Repeat the entries that follow verbatim, without any of their pictures.

+++

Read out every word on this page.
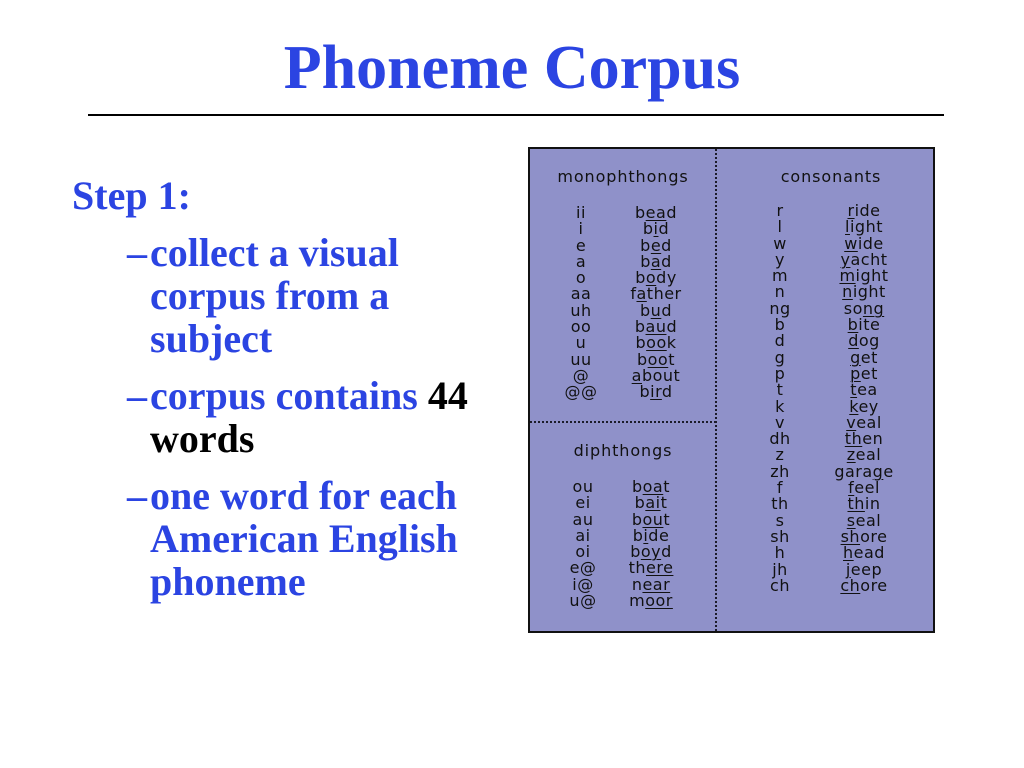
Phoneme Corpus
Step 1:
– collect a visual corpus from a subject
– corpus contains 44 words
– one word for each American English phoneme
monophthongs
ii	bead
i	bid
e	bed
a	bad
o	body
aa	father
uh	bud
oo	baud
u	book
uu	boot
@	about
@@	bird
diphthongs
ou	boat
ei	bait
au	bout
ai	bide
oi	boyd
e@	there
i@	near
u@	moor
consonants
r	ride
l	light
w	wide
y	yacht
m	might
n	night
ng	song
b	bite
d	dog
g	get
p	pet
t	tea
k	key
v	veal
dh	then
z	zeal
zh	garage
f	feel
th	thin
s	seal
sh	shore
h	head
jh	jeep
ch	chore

+++

TASK OUTPUT -
Read out every word on this page.
Phoneme Corpus
Step 1:
– collect a visual corpus from a subject
– corpus contains 44 words
– one word for each American English phoneme
monophthongs
ii	bead
i	bid
e	bed
a	bad
o	body
aa	father
uh	bud
oo	baud
u	book
uu	boot
@	about
@@	bird
diphthongs
ou	boat
ei	bait
au	bout
ai	bide
oi	boyd
e@	there
i@	near
u@	moor
consonants
r	ride
l	light
w	wide
y	yacht
m	might
n	night
ng	song
b	bite
d	dog
g	get
p	pet
t	tea
k	key
v	veal
dh	then
z	zeal
zh	garage
f	feel
th	thin
s	seal
sh	shore
h	head
jh	jeep
ch	chore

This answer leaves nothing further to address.